In your copy, repeat the records exactly and leave out the pictures.

INFORMATION SHOWN =
################

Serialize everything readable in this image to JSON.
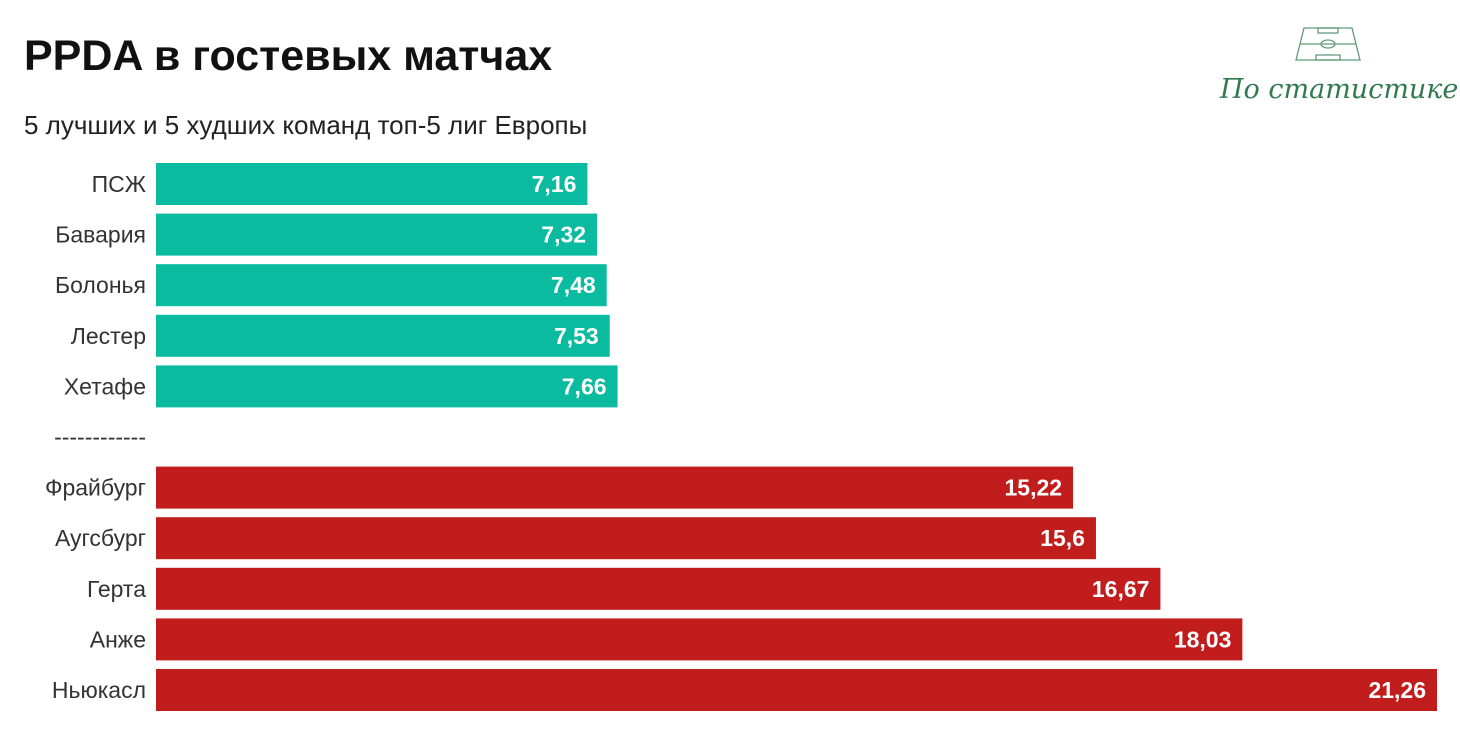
{
  "title": "PPDA в гостевых матчах",
  "subtitle": "5 лучших и 5 худших команд топ-5 лиг Европы",
  "logo": {
    "text": "По статистике",
    "icon": "football-pitch-icon",
    "color": "#2f7a4e"
  },
  "colors": {
    "best": "#0bbb9f",
    "worst": "#c21d1d"
  },
  "separator": "------------",
  "chart_data": {
    "type": "bar",
    "orientation": "horizontal",
    "title": "PPDA в гостевых матчах",
    "subtitle": "5 лучших и 5 худших команд топ-5 лиг Европы",
    "xlim": [
      0,
      21.26
    ],
    "grid": false,
    "data_labels": true,
    "categories": [
      "ПСЖ",
      "Бавария",
      "Болонья",
      "Лестер",
      "Хетафе",
      "Фрайбург",
      "Аугсбург",
      "Герта",
      "Анже",
      "Ньюкасл"
    ],
    "groups": [
      {
        "color": "#0bbb9f",
        "bars": [
          {
            "label": "ПСЖ",
            "value": 7.16,
            "value_text": "7,16"
          },
          {
            "label": "Бавария",
            "value": 7.32,
            "value_text": "7,32"
          },
          {
            "label": "Болонья",
            "value": 7.48,
            "value_text": "7,48"
          },
          {
            "label": "Лестер",
            "value": 7.53,
            "value_text": "7,53"
          },
          {
            "label": "Хетафе",
            "value": 7.66,
            "value_text": "7,66"
          }
        ]
      },
      {
        "color": "#c21d1d",
        "bars": [
          {
            "label": "Фрайбург",
            "value": 15.22,
            "value_text": "15,22"
          },
          {
            "label": "Аугсбург",
            "value": 15.6,
            "value_text": "15,6"
          },
          {
            "label": "Герта",
            "value": 16.67,
            "value_text": "16,67"
          },
          {
            "label": "Анже",
            "value": 18.03,
            "value_text": "18,03"
          },
          {
            "label": "Ньюкасл",
            "value": 21.26,
            "value_text": "21,26"
          }
        ]
      }
    ]
  }
}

################

SOLUTION =
Serialize everything readable in this image to JSON.
{
  "title": "PPDA в гостевых матчах",
  "subtitle": "5 лучших и 5 худших команд топ-5 лиг Европы",
  "logo": {
    "text": "По статистике",
    "icon": "football-pitch-icon",
    "color": "#2f7a4e"
  },
  "colors": {
    "best": "#0bbb9f",
    "worst": "#c21d1d"
  },
  "separator": "------------",
  "chart_data": {
    "type": "bar",
    "orientation": "horizontal",
    "title": "PPDA в гостевых матчах",
    "subtitle": "5 лучших и 5 худших команд топ-5 лиг Европы",
    "xlim": [
      0,
      21.26
    ],
    "grid": false,
    "data_labels": true,
    "categories": [
      "ПСЖ",
      "Бавария",
      "Болонья",
      "Лестер",
      "Хетафе",
      "Фрайбург",
      "Аугсбург",
      "Герта",
      "Анже",
      "Ньюкасл"
    ],
    "groups": [
      {
        "color": "#0bbb9f",
        "bars": [
          {
            "label": "ПСЖ",
            "value": 7.16,
            "value_text": "7,16"
          },
          {
            "label": "Бавария",
            "value": 7.32,
            "value_text": "7,32"
          },
          {
            "label": "Болонья",
            "value": 7.48,
            "value_text": "7,48"
          },
          {
            "label": "Лестер",
            "value": 7.53,
            "value_text": "7,53"
          },
          {
            "label": "Хетафе",
            "value": 7.66,
            "value_text": "7,66"
          }
        ]
      },
      {
        "color": "#c21d1d",
        "bars": [
          {
            "label": "Фрайбург",
            "value": 15.22,
            "value_text": "15,22"
          },
          {
            "label": "Аугсбург",
            "value": 15.6,
            "value_text": "15,6"
          },
          {
            "label": "Герта",
            "value": 16.67,
            "value_text": "16,67"
          },
          {
            "label": "Анже",
            "value": 18.03,
            "value_text": "18,03"
          },
          {
            "label": "Ньюкасл",
            "value": 21.26,
            "value_text": "21,26"
          }
        ]
      }
    ]
  }
}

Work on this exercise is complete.